◆ SHORT PROBLEM ◆
Reproduce every record below exactly as written, but leave out any pictures.

---------- GIVEN DATA

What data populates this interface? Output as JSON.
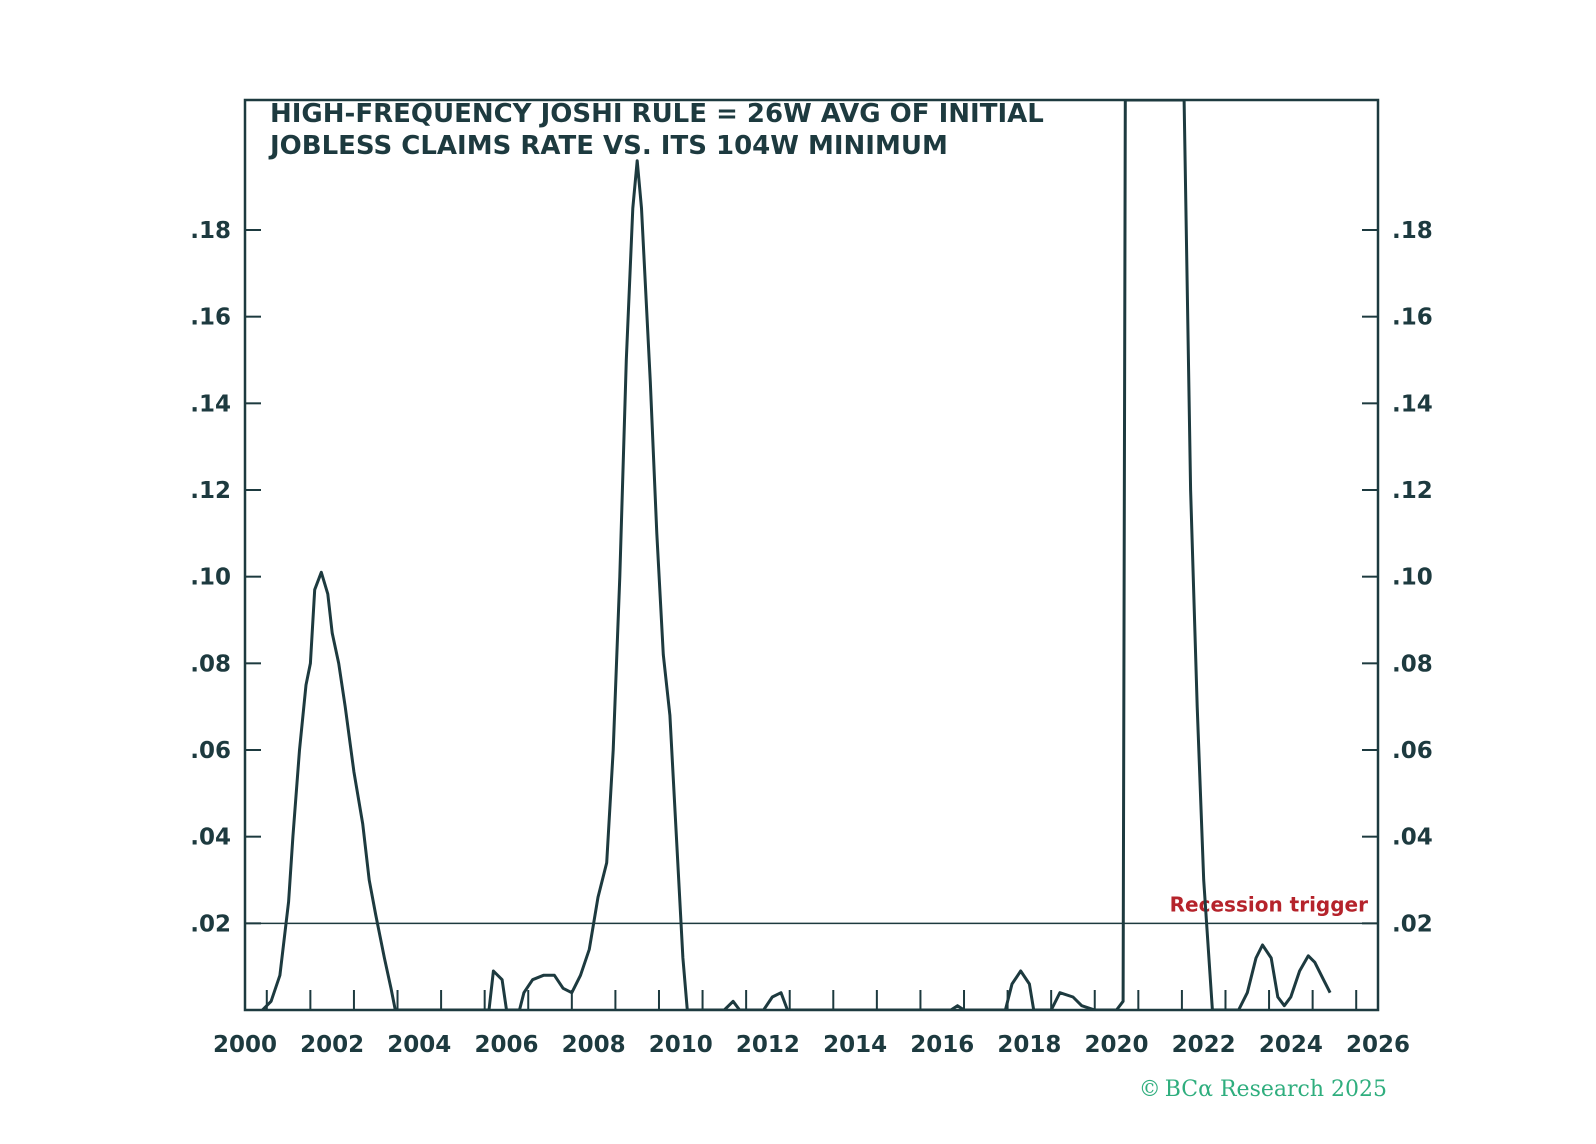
{
  "chart_data": {
    "type": "line",
    "title_lines": [
      "HIGH-FREQUENCY JOSHI RULE = 26W AVG OF INITIAL",
      "JOBLESS CLAIMS RATE VS. ITS 104W MINIMUM"
    ],
    "xlabel": "",
    "ylabel": "",
    "xlim": [
      2000,
      2026
    ],
    "ylim": [
      0,
      0.21
    ],
    "x_ticks": [
      2000,
      2002,
      2004,
      2006,
      2008,
      2010,
      2012,
      2014,
      2016,
      2018,
      2020,
      2022,
      2024,
      2026
    ],
    "x_tick_labels": [
      "2000",
      "2002",
      "2004",
      "2006",
      "2008",
      "2010",
      "2012",
      "2014",
      "2016",
      "2018",
      "2020",
      "2022",
      "2024",
      "2026"
    ],
    "y_ticks": [
      0.02,
      0.04,
      0.06,
      0.08,
      0.1,
      0.12,
      0.14,
      0.16,
      0.18
    ],
    "y_tick_labels": [
      ".02",
      ".04",
      ".06",
      ".08",
      ".10",
      ".12",
      ".14",
      ".16",
      ".18"
    ],
    "grid": false,
    "right_axis_mirror": true,
    "line_color": "#1d3a3f",
    "reference_line": {
      "value": 0.02,
      "label": "Recession trigger",
      "label_color": "#b5232b"
    },
    "series": [
      {
        "values": [
          [
            2000.4,
            0.0
          ],
          [
            2000.6,
            0.002
          ],
          [
            2000.8,
            0.008
          ],
          [
            2001.0,
            0.025
          ],
          [
            2001.1,
            0.04
          ],
          [
            2001.25,
            0.06
          ],
          [
            2001.4,
            0.075
          ],
          [
            2001.5,
            0.08
          ],
          [
            2001.6,
            0.097
          ],
          [
            2001.75,
            0.101
          ],
          [
            2001.9,
            0.096
          ],
          [
            2002.0,
            0.087
          ],
          [
            2002.15,
            0.08
          ],
          [
            2002.3,
            0.07
          ],
          [
            2002.5,
            0.055
          ],
          [
            2002.7,
            0.043
          ],
          [
            2002.85,
            0.03
          ],
          [
            2003.0,
            0.022
          ],
          [
            2003.2,
            0.012
          ],
          [
            2003.35,
            0.005
          ],
          [
            2003.45,
            0.0
          ],
          [
            2005.6,
            0.0
          ],
          [
            2005.7,
            0.009
          ],
          [
            2005.9,
            0.007
          ],
          [
            2006.0,
            0.0
          ],
          [
            2006.3,
            0.0
          ],
          [
            2006.4,
            0.004
          ],
          [
            2006.6,
            0.007
          ],
          [
            2006.85,
            0.008
          ],
          [
            2007.1,
            0.008
          ],
          [
            2007.3,
            0.005
          ],
          [
            2007.5,
            0.004
          ],
          [
            2007.7,
            0.008
          ],
          [
            2007.9,
            0.014
          ],
          [
            2008.1,
            0.026
          ],
          [
            2008.3,
            0.034
          ],
          [
            2008.45,
            0.06
          ],
          [
            2008.6,
            0.1
          ],
          [
            2008.75,
            0.15
          ],
          [
            2008.9,
            0.185
          ],
          [
            2009.0,
            0.196
          ],
          [
            2009.1,
            0.185
          ],
          [
            2009.3,
            0.145
          ],
          [
            2009.45,
            0.11
          ],
          [
            2009.6,
            0.082
          ],
          [
            2009.75,
            0.068
          ],
          [
            2009.9,
            0.04
          ],
          [
            2010.05,
            0.012
          ],
          [
            2010.15,
            0.0
          ],
          [
            2011.0,
            0.0
          ],
          [
            2011.2,
            0.002
          ],
          [
            2011.35,
            0.0
          ],
          [
            2011.9,
            0.0
          ],
          [
            2012.1,
            0.003
          ],
          [
            2012.3,
            0.004
          ],
          [
            2012.45,
            0.0
          ],
          [
            2016.2,
            0.0
          ],
          [
            2016.35,
            0.001
          ],
          [
            2016.5,
            0.0
          ],
          [
            2017.45,
            0.0
          ],
          [
            2017.6,
            0.006
          ],
          [
            2017.8,
            0.009
          ],
          [
            2018.0,
            0.006
          ],
          [
            2018.1,
            0.0
          ],
          [
            2018.5,
            0.0
          ],
          [
            2018.7,
            0.004
          ],
          [
            2019.0,
            0.003
          ],
          [
            2019.2,
            0.001
          ],
          [
            2019.5,
            0.0
          ],
          [
            2020.0,
            0.0
          ],
          [
            2020.15,
            0.002
          ],
          [
            2020.2,
            0.21
          ],
          [
            2021.55,
            0.21
          ],
          [
            2021.7,
            0.12
          ],
          [
            2021.85,
            0.07
          ],
          [
            2022.0,
            0.03
          ],
          [
            2022.2,
            0.0
          ],
          [
            2022.8,
            0.0
          ],
          [
            2023.0,
            0.004
          ],
          [
            2023.2,
            0.012
          ],
          [
            2023.35,
            0.015
          ],
          [
            2023.55,
            0.012
          ],
          [
            2023.7,
            0.003
          ],
          [
            2023.85,
            0.001
          ],
          [
            2024.0,
            0.003
          ],
          [
            2024.2,
            0.009
          ],
          [
            2024.4,
            0.0125
          ],
          [
            2024.55,
            0.011
          ],
          [
            2024.75,
            0.007
          ],
          [
            2024.9,
            0.004
          ]
        ]
      }
    ]
  },
  "credit": {
    "copyright_symbol": "©",
    "text": "BCα Research 2025"
  }
}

--------------------

◆ FINISHED TASK ◆
What data populates this interface? Output as JSON.
{
  "chart_data": {
    "type": "line",
    "title_lines": [
      "HIGH-FREQUENCY JOSHI RULE = 26W AVG OF INITIAL",
      "JOBLESS CLAIMS RATE VS. ITS 104W MINIMUM"
    ],
    "xlabel": "",
    "ylabel": "",
    "xlim": [
      2000,
      2026
    ],
    "ylim": [
      0,
      0.21
    ],
    "x_ticks": [
      2000,
      2002,
      2004,
      2006,
      2008,
      2010,
      2012,
      2014,
      2016,
      2018,
      2020,
      2022,
      2024,
      2026
    ],
    "x_tick_labels": [
      "2000",
      "2002",
      "2004",
      "2006",
      "2008",
      "2010",
      "2012",
      "2014",
      "2016",
      "2018",
      "2020",
      "2022",
      "2024",
      "2026"
    ],
    "y_ticks": [
      0.02,
      0.04,
      0.06,
      0.08,
      0.1,
      0.12,
      0.14,
      0.16,
      0.18
    ],
    "y_tick_labels": [
      ".02",
      ".04",
      ".06",
      ".08",
      ".10",
      ".12",
      ".14",
      ".16",
      ".18"
    ],
    "grid": false,
    "right_axis_mirror": true,
    "line_color": "#1d3a3f",
    "reference_line": {
      "value": 0.02,
      "label": "Recession trigger",
      "label_color": "#b5232b"
    },
    "series": [
      {
        "values": [
          [
            2000.4,
            0.0
          ],
          [
            2000.6,
            0.002
          ],
          [
            2000.8,
            0.008
          ],
          [
            2001.0,
            0.025
          ],
          [
            2001.1,
            0.04
          ],
          [
            2001.25,
            0.06
          ],
          [
            2001.4,
            0.075
          ],
          [
            2001.5,
            0.08
          ],
          [
            2001.6,
            0.097
          ],
          [
            2001.75,
            0.101
          ],
          [
            2001.9,
            0.096
          ],
          [
            2002.0,
            0.087
          ],
          [
            2002.15,
            0.08
          ],
          [
            2002.3,
            0.07
          ],
          [
            2002.5,
            0.055
          ],
          [
            2002.7,
            0.043
          ],
          [
            2002.85,
            0.03
          ],
          [
            2003.0,
            0.022
          ],
          [
            2003.2,
            0.012
          ],
          [
            2003.35,
            0.005
          ],
          [
            2003.45,
            0.0
          ],
          [
            2005.6,
            0.0
          ],
          [
            2005.7,
            0.009
          ],
          [
            2005.9,
            0.007
          ],
          [
            2006.0,
            0.0
          ],
          [
            2006.3,
            0.0
          ],
          [
            2006.4,
            0.004
          ],
          [
            2006.6,
            0.007
          ],
          [
            2006.85,
            0.008
          ],
          [
            2007.1,
            0.008
          ],
          [
            2007.3,
            0.005
          ],
          [
            2007.5,
            0.004
          ],
          [
            2007.7,
            0.008
          ],
          [
            2007.9,
            0.014
          ],
          [
            2008.1,
            0.026
          ],
          [
            2008.3,
            0.034
          ],
          [
            2008.45,
            0.06
          ],
          [
            2008.6,
            0.1
          ],
          [
            2008.75,
            0.15
          ],
          [
            2008.9,
            0.185
          ],
          [
            2009.0,
            0.196
          ],
          [
            2009.1,
            0.185
          ],
          [
            2009.3,
            0.145
          ],
          [
            2009.45,
            0.11
          ],
          [
            2009.6,
            0.082
          ],
          [
            2009.75,
            0.068
          ],
          [
            2009.9,
            0.04
          ],
          [
            2010.05,
            0.012
          ],
          [
            2010.15,
            0.0
          ],
          [
            2011.0,
            0.0
          ],
          [
            2011.2,
            0.002
          ],
          [
            2011.35,
            0.0
          ],
          [
            2011.9,
            0.0
          ],
          [
            2012.1,
            0.003
          ],
          [
            2012.3,
            0.004
          ],
          [
            2012.45,
            0.0
          ],
          [
            2016.2,
            0.0
          ],
          [
            2016.35,
            0.001
          ],
          [
            2016.5,
            0.0
          ],
          [
            2017.45,
            0.0
          ],
          [
            2017.6,
            0.006
          ],
          [
            2017.8,
            0.009
          ],
          [
            2018.0,
            0.006
          ],
          [
            2018.1,
            0.0
          ],
          [
            2018.5,
            0.0
          ],
          [
            2018.7,
            0.004
          ],
          [
            2019.0,
            0.003
          ],
          [
            2019.2,
            0.001
          ],
          [
            2019.5,
            0.0
          ],
          [
            2020.0,
            0.0
          ],
          [
            2020.15,
            0.002
          ],
          [
            2020.2,
            0.21
          ],
          [
            2021.55,
            0.21
          ],
          [
            2021.7,
            0.12
          ],
          [
            2021.85,
            0.07
          ],
          [
            2022.0,
            0.03
          ],
          [
            2022.2,
            0.0
          ],
          [
            2022.8,
            0.0
          ],
          [
            2023.0,
            0.004
          ],
          [
            2023.2,
            0.012
          ],
          [
            2023.35,
            0.015
          ],
          [
            2023.55,
            0.012
          ],
          [
            2023.7,
            0.003
          ],
          [
            2023.85,
            0.001
          ],
          [
            2024.0,
            0.003
          ],
          [
            2024.2,
            0.009
          ],
          [
            2024.4,
            0.0125
          ],
          [
            2024.55,
            0.011
          ],
          [
            2024.75,
            0.007
          ],
          [
            2024.9,
            0.004
          ]
        ]
      }
    ]
  },
  "credit": {
    "copyright_symbol": "©",
    "text": "BCα Research 2025"
  }
}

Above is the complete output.